> DIRECTION: Make a verbatim copy of the entries below; pictures stay out.

> MATERIAL FOR THIS TASK:
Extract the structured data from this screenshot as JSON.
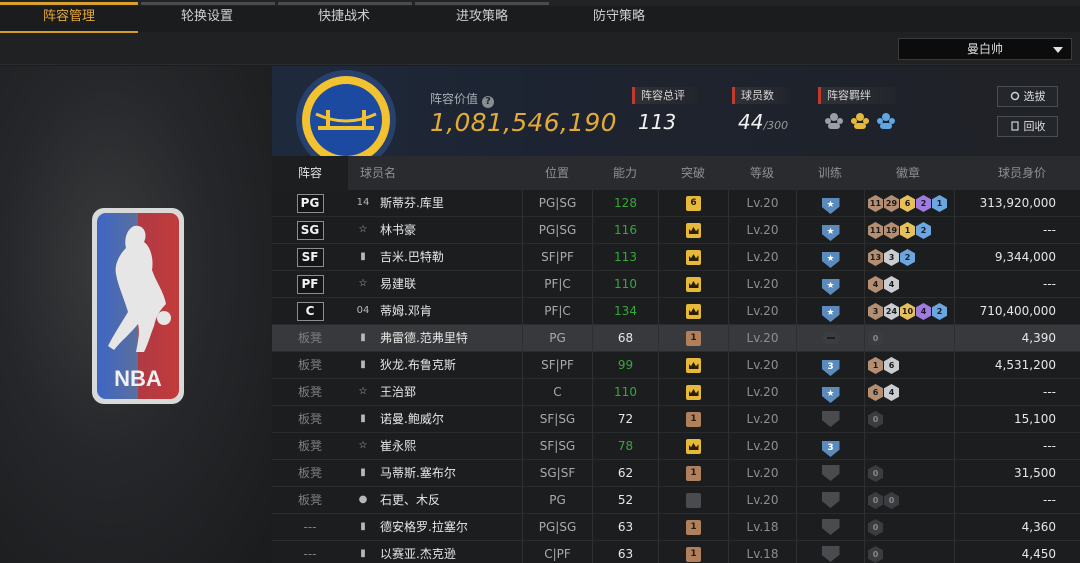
{
  "tabs": [
    "阵容管理",
    "轮换设置",
    "快捷战术",
    "进攻策略",
    "防守策略"
  ],
  "active_tab": 0,
  "dropdown": {
    "value": "曼白帅"
  },
  "header": {
    "value_label": "阵容价值",
    "value_amount": "1,081,546,190",
    "overall_label": "阵容总评",
    "overall_value": "113",
    "players_label": "球员数",
    "players_value": "44",
    "players_max": "/300",
    "bond_label": "阵容羁绊",
    "scout_button": "选拔",
    "recycle_button": "回收"
  },
  "columns": [
    "阵容",
    "球员名",
    "位置",
    "能力",
    "突破",
    "等级",
    "训练",
    "徽章",
    "球员身价"
  ],
  "colors": {
    "accent": "#d99b28",
    "value_gold": "#e3ab36",
    "green": "#35a83a"
  },
  "rows": [
    {
      "slot": "PG",
      "starter": true,
      "icon": "14",
      "name": "斯蒂芬.库里",
      "pos": "PG|SG",
      "ability": "128",
      "ability_green": true,
      "break": "6",
      "break_type": "gold-num",
      "level": "Lv.20",
      "train": "shield-star",
      "badges": [
        [
          "b",
          "11"
        ],
        [
          "b",
          "29"
        ],
        [
          "g",
          "6"
        ],
        [
          "p",
          "2"
        ],
        [
          "blue",
          "1"
        ]
      ],
      "price": "313,920,000"
    },
    {
      "slot": "SG",
      "starter": true,
      "icon": "star",
      "name": "林书豪",
      "pos": "PG|SG",
      "ability": "116",
      "ability_green": true,
      "break": "",
      "break_type": "gold-crown",
      "level": "Lv.20",
      "train": "shield-star",
      "badges": [
        [
          "b",
          "11"
        ],
        [
          "b",
          "19"
        ],
        [
          "g",
          "1"
        ],
        [
          "blue",
          "2"
        ]
      ],
      "price": "---"
    },
    {
      "slot": "SF",
      "starter": true,
      "icon": "bars",
      "name": "吉米.巴特勒",
      "pos": "SF|PF",
      "ability": "113",
      "ability_green": true,
      "break": "",
      "break_type": "gold-crown",
      "level": "Lv.20",
      "train": "shield-star",
      "badges": [
        [
          "b",
          "13"
        ],
        [
          "s",
          "3"
        ],
        [
          "blue",
          "2"
        ]
      ],
      "price": "9,344,000"
    },
    {
      "slot": "PF",
      "starter": true,
      "icon": "star",
      "name": "易建联",
      "pos": "PF|C",
      "ability": "110",
      "ability_green": true,
      "break": "",
      "break_type": "gold-crown",
      "level": "Lv.20",
      "train": "shield-star",
      "badges": [
        [
          "b",
          "4"
        ],
        [
          "s",
          "4"
        ]
      ],
      "price": "---"
    },
    {
      "slot": "C",
      "starter": true,
      "icon": "04",
      "name": "蒂姆.邓肯",
      "pos": "PF|C",
      "ability": "134",
      "ability_green": true,
      "break": "",
      "break_type": "gold-crown",
      "level": "Lv.20",
      "train": "shield-star",
      "badges": [
        [
          "b",
          "3"
        ],
        [
          "s",
          "24"
        ],
        [
          "g",
          "10"
        ],
        [
          "p",
          "4"
        ],
        [
          "blue",
          "2"
        ]
      ],
      "price": "710,400,000"
    },
    {
      "slot": "板凳",
      "starter": false,
      "icon": "bars",
      "name": "弗雷德.范弗里特",
      "pos": "PG",
      "ability": "68",
      "ability_green": false,
      "break": "1",
      "break_type": "bronze",
      "level": "Lv.20",
      "train": "dash",
      "badges": [
        [
          "z",
          "0"
        ]
      ],
      "price": "4,390",
      "highlight": true
    },
    {
      "slot": "板凳",
      "starter": false,
      "icon": "bars",
      "name": "狄龙.布鲁克斯",
      "pos": "SF|PF",
      "ability": "99",
      "ability_green": true,
      "break": "",
      "break_type": "gold-crown",
      "level": "Lv.20",
      "train": "shield-3",
      "badges": [
        [
          "b",
          "1"
        ],
        [
          "s",
          "6"
        ]
      ],
      "price": "4,531,200"
    },
    {
      "slot": "板凳",
      "starter": false,
      "icon": "star",
      "name": "王治郅",
      "pos": "C",
      "ability": "110",
      "ability_green": true,
      "break": "",
      "break_type": "gold-crown",
      "level": "Lv.20",
      "train": "shield-star",
      "badges": [
        [
          "b",
          "6"
        ],
        [
          "s",
          "4"
        ]
      ],
      "price": "---"
    },
    {
      "slot": "板凳",
      "starter": false,
      "icon": "bars",
      "name": "诺曼.鲍威尔",
      "pos": "SF|SG",
      "ability": "72",
      "ability_green": false,
      "break": "1",
      "break_type": "bronze",
      "level": "Lv.20",
      "train": "shield-dim",
      "badges": [
        [
          "z",
          "0"
        ]
      ],
      "price": "15,100"
    },
    {
      "slot": "板凳",
      "starter": false,
      "icon": "star",
      "name": "崔永熙",
      "pos": "SF|SG",
      "ability": "78",
      "ability_green": true,
      "break": "",
      "break_type": "gold-crown",
      "level": "Lv.20",
      "train": "shield-3",
      "badges": [],
      "price": "---"
    },
    {
      "slot": "板凳",
      "starter": false,
      "icon": "bars",
      "name": "马蒂斯.塞布尔",
      "pos": "SG|SF",
      "ability": "62",
      "ability_green": false,
      "break": "1",
      "break_type": "bronze",
      "level": "Lv.20",
      "train": "shield-dim",
      "badges": [
        [
          "z",
          "0"
        ]
      ],
      "price": "31,500"
    },
    {
      "slot": "板凳",
      "starter": false,
      "icon": "person",
      "name": "石更、木反",
      "pos": "PG",
      "ability": "52",
      "ability_green": false,
      "break": "",
      "break_type": "gray",
      "level": "Lv.20",
      "train": "shield-dim",
      "badges": [
        [
          "z",
          "0"
        ],
        [
          "z",
          "0"
        ]
      ],
      "price": "---"
    },
    {
      "slot": "---",
      "starter": false,
      "icon": "bars",
      "name": "德安格罗.拉塞尔",
      "pos": "PG|SG",
      "ability": "63",
      "ability_green": false,
      "break": "1",
      "break_type": "bronze",
      "level": "Lv.18",
      "train": "shield-dim",
      "badges": [
        [
          "z",
          "0"
        ]
      ],
      "price": "4,360"
    },
    {
      "slot": "---",
      "starter": false,
      "icon": "bars",
      "name": "以赛亚.杰克逊",
      "pos": "C|PF",
      "ability": "63",
      "ability_green": false,
      "break": "1",
      "break_type": "bronze",
      "level": "Lv.18",
      "train": "shield-dim",
      "badges": [
        [
          "z",
          "0"
        ]
      ],
      "price": "4,450"
    }
  ]
}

> OUTPUT BELOW:
Extract the structured data from this screenshot as JSON.
{
  "tabs": [
    "阵容管理",
    "轮换设置",
    "快捷战术",
    "进攻策略",
    "防守策略"
  ],
  "active_tab": 0,
  "dropdown": {
    "value": "曼白帅"
  },
  "header": {
    "value_label": "阵容价值",
    "value_amount": "1,081,546,190",
    "overall_label": "阵容总评",
    "overall_value": "113",
    "players_label": "球员数",
    "players_value": "44",
    "players_max": "/300",
    "bond_label": "阵容羁绊",
    "scout_button": "选拔",
    "recycle_button": "回收"
  },
  "columns": [
    "阵容",
    "球员名",
    "位置",
    "能力",
    "突破",
    "等级",
    "训练",
    "徽章",
    "球员身价"
  ],
  "colors": {
    "accent": "#d99b28",
    "value_gold": "#e3ab36",
    "green": "#35a83a"
  },
  "rows": [
    {
      "slot": "PG",
      "starter": true,
      "icon": "14",
      "name": "斯蒂芬.库里",
      "pos": "PG|SG",
      "ability": "128",
      "ability_green": true,
      "break": "6",
      "break_type": "gold-num",
      "level": "Lv.20",
      "train": "shield-star",
      "badges": [
        [
          "b",
          "11"
        ],
        [
          "b",
          "29"
        ],
        [
          "g",
          "6"
        ],
        [
          "p",
          "2"
        ],
        [
          "blue",
          "1"
        ]
      ],
      "price": "313,920,000"
    },
    {
      "slot": "SG",
      "starter": true,
      "icon": "star",
      "name": "林书豪",
      "pos": "PG|SG",
      "ability": "116",
      "ability_green": true,
      "break": "",
      "break_type": "gold-crown",
      "level": "Lv.20",
      "train": "shield-star",
      "badges": [
        [
          "b",
          "11"
        ],
        [
          "b",
          "19"
        ],
        [
          "g",
          "1"
        ],
        [
          "blue",
          "2"
        ]
      ],
      "price": "---"
    },
    {
      "slot": "SF",
      "starter": true,
      "icon": "bars",
      "name": "吉米.巴特勒",
      "pos": "SF|PF",
      "ability": "113",
      "ability_green": true,
      "break": "",
      "break_type": "gold-crown",
      "level": "Lv.20",
      "train": "shield-star",
      "badges": [
        [
          "b",
          "13"
        ],
        [
          "s",
          "3"
        ],
        [
          "blue",
          "2"
        ]
      ],
      "price": "9,344,000"
    },
    {
      "slot": "PF",
      "starter": true,
      "icon": "star",
      "name": "易建联",
      "pos": "PF|C",
      "ability": "110",
      "ability_green": true,
      "break": "",
      "break_type": "gold-crown",
      "level": "Lv.20",
      "train": "shield-star",
      "badges": [
        [
          "b",
          "4"
        ],
        [
          "s",
          "4"
        ]
      ],
      "price": "---"
    },
    {
      "slot": "C",
      "starter": true,
      "icon": "04",
      "name": "蒂姆.邓肯",
      "pos": "PF|C",
      "ability": "134",
      "ability_green": true,
      "break": "",
      "break_type": "gold-crown",
      "level": "Lv.20",
      "train": "shield-star",
      "badges": [
        [
          "b",
          "3"
        ],
        [
          "s",
          "24"
        ],
        [
          "g",
          "10"
        ],
        [
          "p",
          "4"
        ],
        [
          "blue",
          "2"
        ]
      ],
      "price": "710,400,000"
    },
    {
      "slot": "板凳",
      "starter": false,
      "icon": "bars",
      "name": "弗雷德.范弗里特",
      "pos": "PG",
      "ability": "68",
      "ability_green": false,
      "break": "1",
      "break_type": "bronze",
      "level": "Lv.20",
      "train": "dash",
      "badges": [
        [
          "z",
          "0"
        ]
      ],
      "price": "4,390",
      "highlight": true
    },
    {
      "slot": "板凳",
      "starter": false,
      "icon": "bars",
      "name": "狄龙.布鲁克斯",
      "pos": "SF|PF",
      "ability": "99",
      "ability_green": true,
      "break": "",
      "break_type": "gold-crown",
      "level": "Lv.20",
      "train": "shield-3",
      "badges": [
        [
          "b",
          "1"
        ],
        [
          "s",
          "6"
        ]
      ],
      "price": "4,531,200"
    },
    {
      "slot": "板凳",
      "starter": false,
      "icon": "star",
      "name": "王治郅",
      "pos": "C",
      "ability": "110",
      "ability_green": true,
      "break": "",
      "break_type": "gold-crown",
      "level": "Lv.20",
      "train": "shield-star",
      "badges": [
        [
          "b",
          "6"
        ],
        [
          "s",
          "4"
        ]
      ],
      "price": "---"
    },
    {
      "slot": "板凳",
      "starter": false,
      "icon": "bars",
      "name": "诺曼.鲍威尔",
      "pos": "SF|SG",
      "ability": "72",
      "ability_green": false,
      "break": "1",
      "break_type": "bronze",
      "level": "Lv.20",
      "train": "shield-dim",
      "badges": [
        [
          "z",
          "0"
        ]
      ],
      "price": "15,100"
    },
    {
      "slot": "板凳",
      "starter": false,
      "icon": "star",
      "name": "崔永熙",
      "pos": "SF|SG",
      "ability": "78",
      "ability_green": true,
      "break": "",
      "break_type": "gold-crown",
      "level": "Lv.20",
      "train": "shield-3",
      "badges": [],
      "price": "---"
    },
    {
      "slot": "板凳",
      "starter": false,
      "icon": "bars",
      "name": "马蒂斯.塞布尔",
      "pos": "SG|SF",
      "ability": "62",
      "ability_green": false,
      "break": "1",
      "break_type": "bronze",
      "level": "Lv.20",
      "train": "shield-dim",
      "badges": [
        [
          "z",
          "0"
        ]
      ],
      "price": "31,500"
    },
    {
      "slot": "板凳",
      "starter": false,
      "icon": "person",
      "name": "石更、木反",
      "pos": "PG",
      "ability": "52",
      "ability_green": false,
      "break": "",
      "break_type": "gray",
      "level": "Lv.20",
      "train": "shield-dim",
      "badges": [
        [
          "z",
          "0"
        ],
        [
          "z",
          "0"
        ]
      ],
      "price": "---"
    },
    {
      "slot": "---",
      "starter": false,
      "icon": "bars",
      "name": "德安格罗.拉塞尔",
      "pos": "PG|SG",
      "ability": "63",
      "ability_green": false,
      "break": "1",
      "break_type": "bronze",
      "level": "Lv.18",
      "train": "shield-dim",
      "badges": [
        [
          "z",
          "0"
        ]
      ],
      "price": "4,360"
    },
    {
      "slot": "---",
      "starter": false,
      "icon": "bars",
      "name": "以赛亚.杰克逊",
      "pos": "C|PF",
      "ability": "63",
      "ability_green": false,
      "break": "1",
      "break_type": "bronze",
      "level": "Lv.18",
      "train": "shield-dim",
      "badges": [
        [
          "z",
          "0"
        ]
      ],
      "price": "4,450"
    }
  ]
}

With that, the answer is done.